Objective => Would you quote every entry exactly, dropping only the pictures?

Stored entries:
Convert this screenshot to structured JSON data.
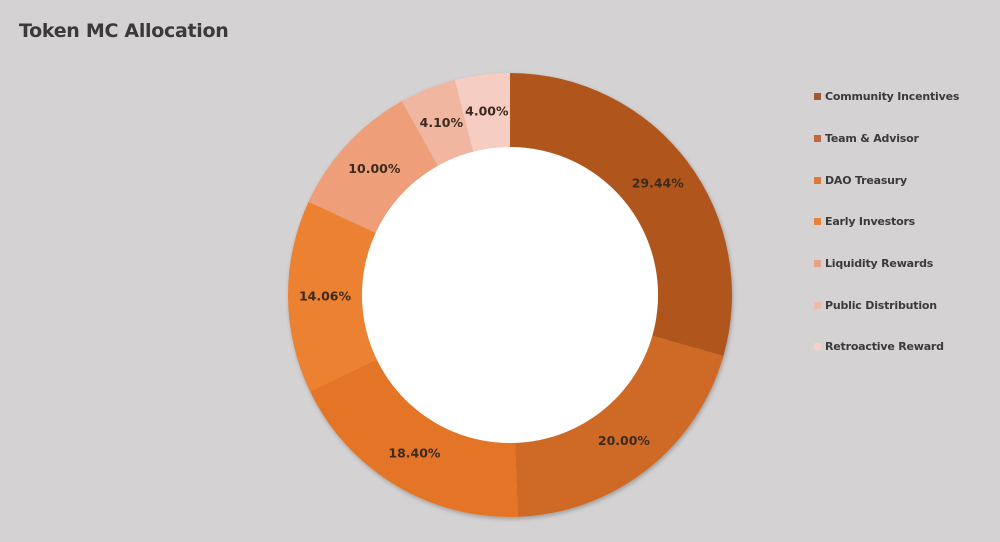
{
  "title": "Token MC Allocation",
  "chart_data": {
    "type": "pie",
    "subtype": "doughnut",
    "title": "Token MC Allocation",
    "categories": [
      "Community Incentives",
      "Team & Advisor",
      "DAO Treasury",
      "Early Investors",
      "Liquidity Rewards",
      "Public Distribution",
      "Retroactive Reward"
    ],
    "values": [
      29.44,
      20.0,
      18.4,
      14.06,
      10.0,
      4.1,
      4.0
    ],
    "labels": [
      "29.44%",
      "20.00%",
      "18.40%",
      "14.06%",
      "10.00%",
      "4.10%",
      "4.00%"
    ],
    "colors": [
      "#b0571f",
      "#cf6a28",
      "#e57527",
      "#ec8133",
      "#ee9f79",
      "#f1b6a0",
      "#f5cdc2"
    ],
    "start_angle_deg": 0,
    "direction": "clockwise",
    "legend_position": "right",
    "unit": "%"
  },
  "legend": {
    "items": [
      {
        "label": "Community Incentives",
        "color": "#a35a32"
      },
      {
        "label": "Team & Advisor",
        "color": "#c2683a"
      },
      {
        "label": "DAO Treasury",
        "color": "#de7a35"
      },
      {
        "label": "Early Investors",
        "color": "#e7823a"
      },
      {
        "label": "Liquidity Rewards",
        "color": "#e7a186"
      },
      {
        "label": "Public Distribution",
        "color": "#edbbaa"
      },
      {
        "label": "Retroactive Reward",
        "color": "#f1d1c8"
      }
    ]
  }
}
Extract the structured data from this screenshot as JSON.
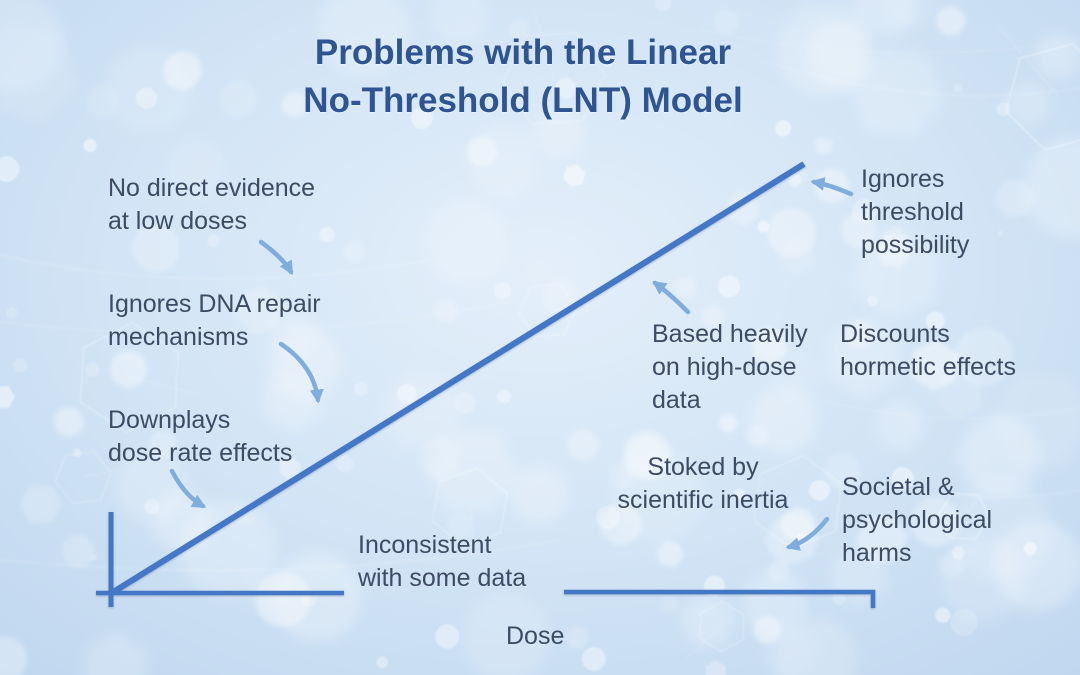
{
  "slide": {
    "title_line1": "Problems with the Linear",
    "title_line2": "No-Threshold (LNT) Model"
  },
  "diagram": {
    "x_axis_label": "Dose",
    "annotations": {
      "no_direct_evidence": {
        "l1": "No direct evidence",
        "l2": "at low doses"
      },
      "dna_repair": {
        "l1": "Ignores DNA repair",
        "l2": "mechanisms"
      },
      "dose_rate": {
        "l1": "Downplays",
        "l2": "dose rate effects"
      },
      "inconsistent": {
        "l1": "Inconsistent",
        "l2": "with some data"
      },
      "threshold": {
        "l1": "Ignores",
        "l2": "threshold",
        "l3": "possibility"
      },
      "high_dose": {
        "l1": "Based heavily",
        "l2": "on high-dose",
        "l3": "data"
      },
      "hormetic": {
        "l1": "Discounts",
        "l2": "hormetic effects"
      },
      "inertia": {
        "l1": "Stoked by",
        "l2": "scientific inertia"
      },
      "societal": {
        "l1": "Societal &",
        "l2": "psychological",
        "l3": "harms"
      }
    }
  },
  "colors": {
    "title": "#2e5492",
    "body_text": "#3e4b64",
    "line": "#4477c5",
    "arrow": "#7fadde",
    "bg_center": "#e4effa",
    "bg_edge": "#bcd4ee"
  }
}
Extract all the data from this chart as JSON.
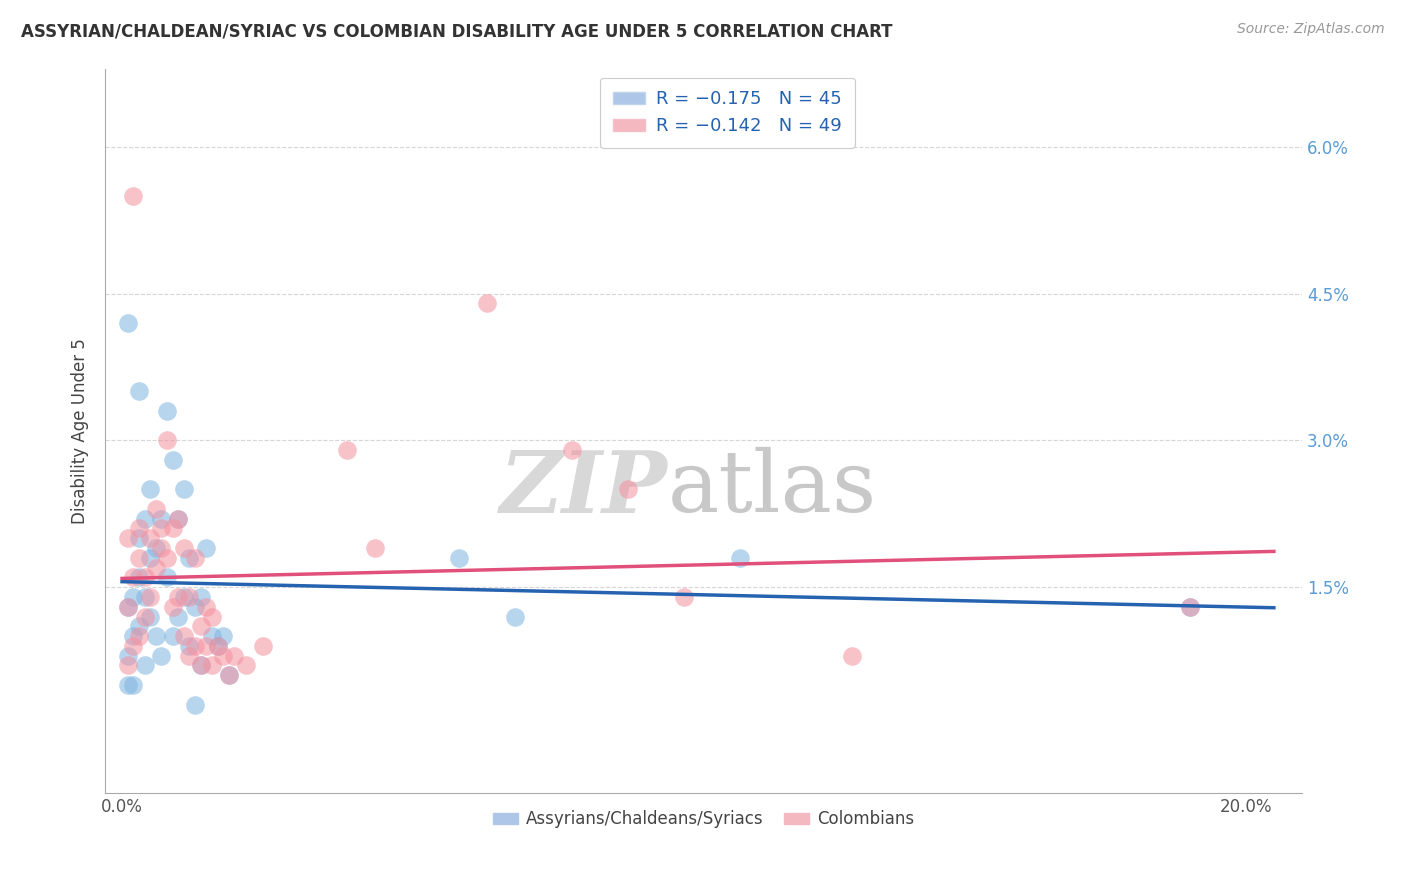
{
  "title": "ASSYRIAN/CHALDEAN/SYRIAC VS COLOMBIAN DISABILITY AGE UNDER 5 CORRELATION CHART",
  "source": "Source: ZipAtlas.com",
  "ylabel": "Disability Age Under 5",
  "xlabel_ticks": [
    "0.0%",
    "20.0%"
  ],
  "xlabel_vals": [
    0.0,
    0.2
  ],
  "ylabel_ticks": [
    "1.5%",
    "3.0%",
    "4.5%",
    "6.0%"
  ],
  "ylabel_vals": [
    0.015,
    0.03,
    0.045,
    0.06
  ],
  "xlim": [
    -0.003,
    0.21
  ],
  "ylim": [
    -0.006,
    0.068
  ],
  "legend_label_blue": "Assyrians/Chaldeans/Syriacs",
  "legend_label_pink": "Colombians",
  "watermark_zip": "ZIP",
  "watermark_atlas": "atlas",
  "blue_color": "#7eb3e0",
  "pink_color": "#f4909e",
  "trend_blue": "#2563b0",
  "trend_pink": "#e0507a",
  "blue_scatter": [
    [
      0.001,
      0.005
    ],
    [
      0.001,
      0.008
    ],
    [
      0.001,
      0.013
    ],
    [
      0.002,
      0.005
    ],
    [
      0.002,
      0.01
    ],
    [
      0.002,
      0.014
    ],
    [
      0.003,
      0.011
    ],
    [
      0.003,
      0.016
    ],
    [
      0.003,
      0.02
    ],
    [
      0.004,
      0.007
    ],
    [
      0.004,
      0.014
    ],
    [
      0.004,
      0.022
    ],
    [
      0.005,
      0.012
    ],
    [
      0.005,
      0.018
    ],
    [
      0.005,
      0.025
    ],
    [
      0.006,
      0.01
    ],
    [
      0.006,
      0.019
    ],
    [
      0.007,
      0.008
    ],
    [
      0.007,
      0.022
    ],
    [
      0.008,
      0.016
    ],
    [
      0.008,
      0.033
    ],
    [
      0.009,
      0.01
    ],
    [
      0.009,
      0.028
    ],
    [
      0.01,
      0.012
    ],
    [
      0.01,
      0.022
    ],
    [
      0.011,
      0.014
    ],
    [
      0.011,
      0.025
    ],
    [
      0.012,
      0.009
    ],
    [
      0.012,
      0.018
    ],
    [
      0.013,
      0.003
    ],
    [
      0.013,
      0.013
    ],
    [
      0.014,
      0.007
    ],
    [
      0.014,
      0.014
    ],
    [
      0.015,
      0.019
    ],
    [
      0.016,
      0.01
    ],
    [
      0.017,
      0.009
    ],
    [
      0.018,
      0.01
    ],
    [
      0.019,
      0.006
    ],
    [
      0.001,
      0.042
    ],
    [
      0.003,
      0.035
    ],
    [
      0.06,
      0.018
    ],
    [
      0.07,
      0.012
    ],
    [
      0.11,
      0.018
    ],
    [
      0.19,
      0.013
    ]
  ],
  "pink_scatter": [
    [
      0.001,
      0.007
    ],
    [
      0.001,
      0.013
    ],
    [
      0.001,
      0.02
    ],
    [
      0.002,
      0.009
    ],
    [
      0.002,
      0.016
    ],
    [
      0.002,
      0.055
    ],
    [
      0.003,
      0.01
    ],
    [
      0.003,
      0.018
    ],
    [
      0.003,
      0.021
    ],
    [
      0.004,
      0.012
    ],
    [
      0.004,
      0.016
    ],
    [
      0.005,
      0.014
    ],
    [
      0.005,
      0.02
    ],
    [
      0.006,
      0.017
    ],
    [
      0.006,
      0.023
    ],
    [
      0.007,
      0.019
    ],
    [
      0.007,
      0.021
    ],
    [
      0.008,
      0.018
    ],
    [
      0.008,
      0.03
    ],
    [
      0.009,
      0.013
    ],
    [
      0.009,
      0.021
    ],
    [
      0.01,
      0.014
    ],
    [
      0.01,
      0.022
    ],
    [
      0.011,
      0.01
    ],
    [
      0.011,
      0.019
    ],
    [
      0.012,
      0.008
    ],
    [
      0.012,
      0.014
    ],
    [
      0.013,
      0.009
    ],
    [
      0.013,
      0.018
    ],
    [
      0.014,
      0.007
    ],
    [
      0.014,
      0.011
    ],
    [
      0.015,
      0.009
    ],
    [
      0.015,
      0.013
    ],
    [
      0.016,
      0.007
    ],
    [
      0.016,
      0.012
    ],
    [
      0.017,
      0.009
    ],
    [
      0.018,
      0.008
    ],
    [
      0.019,
      0.006
    ],
    [
      0.02,
      0.008
    ],
    [
      0.022,
      0.007
    ],
    [
      0.025,
      0.009
    ],
    [
      0.04,
      0.029
    ],
    [
      0.045,
      0.019
    ],
    [
      0.065,
      0.044
    ],
    [
      0.08,
      0.029
    ],
    [
      0.09,
      0.025
    ],
    [
      0.1,
      0.014
    ],
    [
      0.13,
      0.008
    ],
    [
      0.19,
      0.013
    ]
  ]
}
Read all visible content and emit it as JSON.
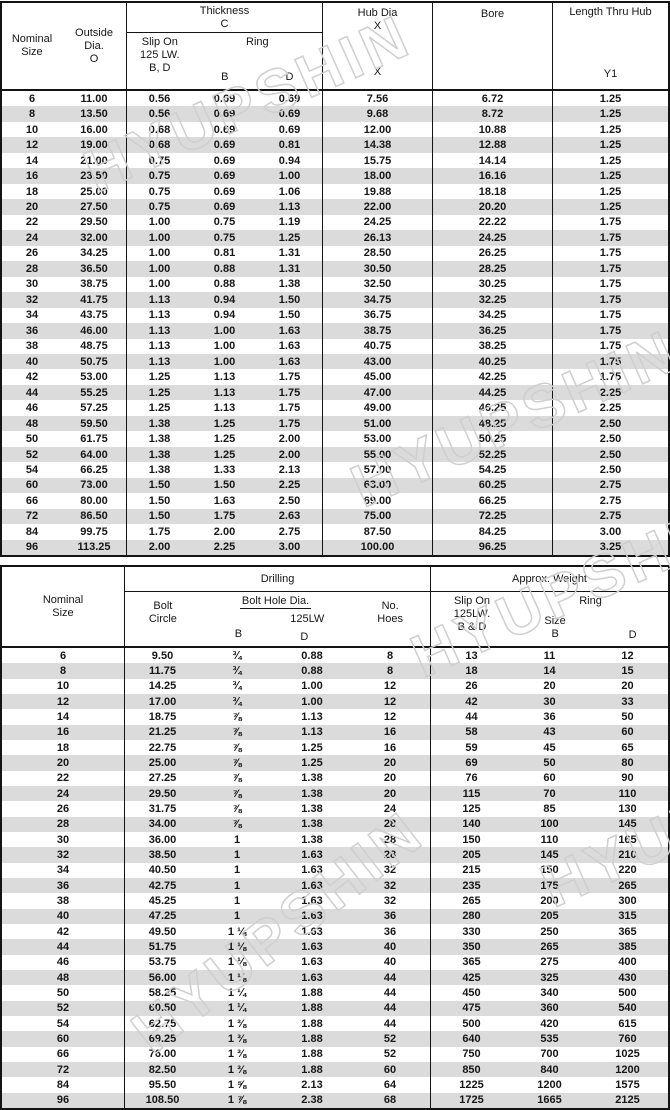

Reply =>
Convert this screenshot to structured JSON data.
{
  "title": "Token MC Allocation",
  "chart_data": {
    "type": "pie",
    "subtype": "doughnut",
    "title": "Token MC Allocation",
    "categories": [
      "Community Incentives",
      "Team & Advisor",
      "DAO Treasury",
      "Early Investors",
      "Liquidity Rewards",
      "Public Distribution",
      "Retroactive Reward"
    ],
    "values": [
      29.44,
      20.0,
      18.4,
      14.06,
      10.0,
      4.1,
      4.0
    ],
    "labels": [
      "29.44%",
      "20.00%",
      "18.40%",
      "14.06%",
      "10.00%",
      "4.10%",
      "4.00%"
    ],
    "colors": [
      "#b0571f",
      "#cf6a28",
      "#e57527",
      "#ec8133",
      "#ee9f79",
      "#f1b6a0",
      "#f5cdc2"
    ],
    "start_angle_deg": 0,
    "direction": "clockwise",
    "legend_position": "right",
    "unit": "%"
  },
  "legend": {
    "items": [
      {
        "label": "Community Incentives",
        "color": "#a35a32"
      },
      {
        "label": "Team & Advisor",
        "color": "#c2683a"
      },
      {
        "label": "DAO Treasury",
        "color": "#de7a35"
      },
      {
        "label": "Early Investors",
        "color": "#e7823a"
      },
      {
        "label": "Liquidity Rewards",
        "color": "#e7a186"
      },
      {
        "label": "Public Distribution",
        "color": "#edbbaa"
      },
      {
        "label": "Retroactive Reward",
        "color": "#f1d1c8"
      }
    ]
  }
}
Extract the structured data from this screenshot as JSON.
{
  "slide": {
    "title_line1": "Problems with the Linear",
    "title_line2": "No-Threshold (LNT) Model"
  },
  "diagram": {
    "x_axis_label": "Dose",
    "annotations": {
      "no_direct_evidence": {
        "l1": "No direct evidence",
        "l2": "at low doses"
      },
      "dna_repair": {
        "l1": "Ignores DNA repair",
        "l2": "mechanisms"
      },
      "dose_rate": {
        "l1": "Downplays",
        "l2": "dose rate effects"
      },
      "inconsistent": {
        "l1": "Inconsistent",
        "l2": "with some data"
      },
      "threshold": {
        "l1": "Ignores",
        "l2": "threshold",
        "l3": "possibility"
      },
      "high_dose": {
        "l1": "Based heavily",
        "l2": "on high-dose",
        "l3": "data"
      },
      "hormetic": {
        "l1": "Discounts",
        "l2": "hormetic effects"
      },
      "inertia": {
        "l1": "Stoked by",
        "l2": "scientific inertia"
      },
      "societal": {
        "l1": "Societal &",
        "l2": "psychological",
        "l3": "harms"
      }
    }
  },
  "colors": {
    "title": "#2e5492",
    "body_text": "#3e4b64",
    "line": "#4477c5",
    "arrow": "#7fadde",
    "bg_center": "#e4effa",
    "bg_edge": "#bcd4ee"
  }
}
Extract all the data from this chart as JSON.
{
  "title": "ASSYRIAN/CHALDEAN/SYRIAC VS COLOMBIAN DISABILITY AGE UNDER 5 CORRELATION CHART",
  "source": "Source: ZipAtlas.com",
  "ylabel": "Disability Age Under 5",
  "xlabel_ticks": [
    "0.0%",
    "20.0%"
  ],
  "xlabel_vals": [
    0.0,
    0.2
  ],
  "ylabel_ticks": [
    "1.5%",
    "3.0%",
    "4.5%",
    "6.0%"
  ],
  "ylabel_vals": [
    0.015,
    0.03,
    0.045,
    0.06
  ],
  "xlim": [
    -0.003,
    0.21
  ],
  "ylim": [
    -0.006,
    0.068
  ],
  "legend_label_blue": "Assyrians/Chaldeans/Syriacs",
  "legend_label_pink": "Colombians",
  "watermark_zip": "ZIP",
  "watermark_atlas": "atlas",
  "blue_color": "#7eb3e0",
  "pink_color": "#f4909e",
  "trend_blue": "#2563b0",
  "trend_pink": "#e0507a",
  "blue_scatter": [
    [
      0.001,
      0.005
    ],
    [
      0.001,
      0.008
    ],
    [
      0.001,
      0.013
    ],
    [
      0.002,
      0.005
    ],
    [
      0.002,
      0.01
    ],
    [
      0.002,
      0.014
    ],
    [
      0.003,
      0.011
    ],
    [
      0.003,
      0.016
    ],
    [
      0.003,
      0.02
    ],
    [
      0.004,
      0.007
    ],
    [
      0.004,
      0.014
    ],
    [
      0.004,
      0.022
    ],
    [
      0.005,
      0.012
    ],
    [
      0.005,
      0.018
    ],
    [
      0.005,
      0.025
    ],
    [
      0.006,
      0.01
    ],
    [
      0.006,
      0.019
    ],
    [
      0.007,
      0.008
    ],
    [
      0.007,
      0.022
    ],
    [
      0.008,
      0.016
    ],
    [
      0.008,
      0.033
    ],
    [
      0.009,
      0.01
    ],
    [
      0.009,
      0.028
    ],
    [
      0.01,
      0.012
    ],
    [
      0.01,
      0.022
    ],
    [
      0.011,
      0.014
    ],
    [
      0.011,
      0.025
    ],
    [
      0.012,
      0.009
    ],
    [
      0.012,
      0.018
    ],
    [
      0.013,
      0.003
    ],
    [
      0.013,
      0.013
    ],
    [
      0.014,
      0.007
    ],
    [
      0.014,
      0.014
    ],
    [
      0.015,
      0.019
    ],
    [
      0.016,
      0.01
    ],
    [
      0.017,
      0.009
    ],
    [
      0.018,
      0.01
    ],
    [
      0.019,
      0.006
    ],
    [
      0.001,
      0.042
    ],
    [
      0.003,
      0.035
    ],
    [
      0.06,
      0.018
    ],
    [
      0.07,
      0.012
    ],
    [
      0.11,
      0.018
    ],
    [
      0.19,
      0.013
    ]
  ],
  "pink_scatter": [
    [
      0.001,
      0.007
    ],
    [
      0.001,
      0.013
    ],
    [
      0.001,
      0.02
    ],
    [
      0.002,
      0.009
    ],
    [
      0.002,
      0.016
    ],
    [
      0.002,
      0.055
    ],
    [
      0.003,
      0.01
    ],
    [
      0.003,
      0.018
    ],
    [
      0.003,
      0.021
    ],
    [
      0.004,
      0.012
    ],
    [
      0.004,
      0.016
    ],
    [
      0.005,
      0.014
    ],
    [
      0.005,
      0.02
    ],
    [
      0.006,
      0.017
    ],
    [
      0.006,
      0.023
    ],
    [
      0.007,
      0.019
    ],
    [
      0.007,
      0.021
    ],
    [
      0.008,
      0.018
    ],
    [
      0.008,
      0.03
    ],
    [
      0.009,
      0.013
    ],
    [
      0.009,
      0.021
    ],
    [
      0.01,
      0.014
    ],
    [
      0.01,
      0.022
    ],
    [
      0.011,
      0.01
    ],
    [
      0.011,
      0.019
    ],
    [
      0.012,
      0.008
    ],
    [
      0.012,
      0.014
    ],
    [
      0.013,
      0.009
    ],
    [
      0.013,
      0.018
    ],
    [
      0.014,
      0.007
    ],
    [
      0.014,
      0.011
    ],
    [
      0.015,
      0.009
    ],
    [
      0.015,
      0.013
    ],
    [
      0.016,
      0.007
    ],
    [
      0.016,
      0.012
    ],
    [
      0.017,
      0.009
    ],
    [
      0.018,
      0.008
    ],
    [
      0.019,
      0.006
    ],
    [
      0.02,
      0.008
    ],
    [
      0.022,
      0.007
    ],
    [
      0.025,
      0.009
    ],
    [
      0.04,
      0.029
    ],
    [
      0.045,
      0.019
    ],
    [
      0.065,
      0.044
    ],
    [
      0.08,
      0.029
    ],
    [
      0.09,
      0.025
    ],
    [
      0.1,
      0.014
    ],
    [
      0.13,
      0.008
    ],
    [
      0.19,
      0.013
    ]
  ]
}
Read all visible content and emit it as JSON.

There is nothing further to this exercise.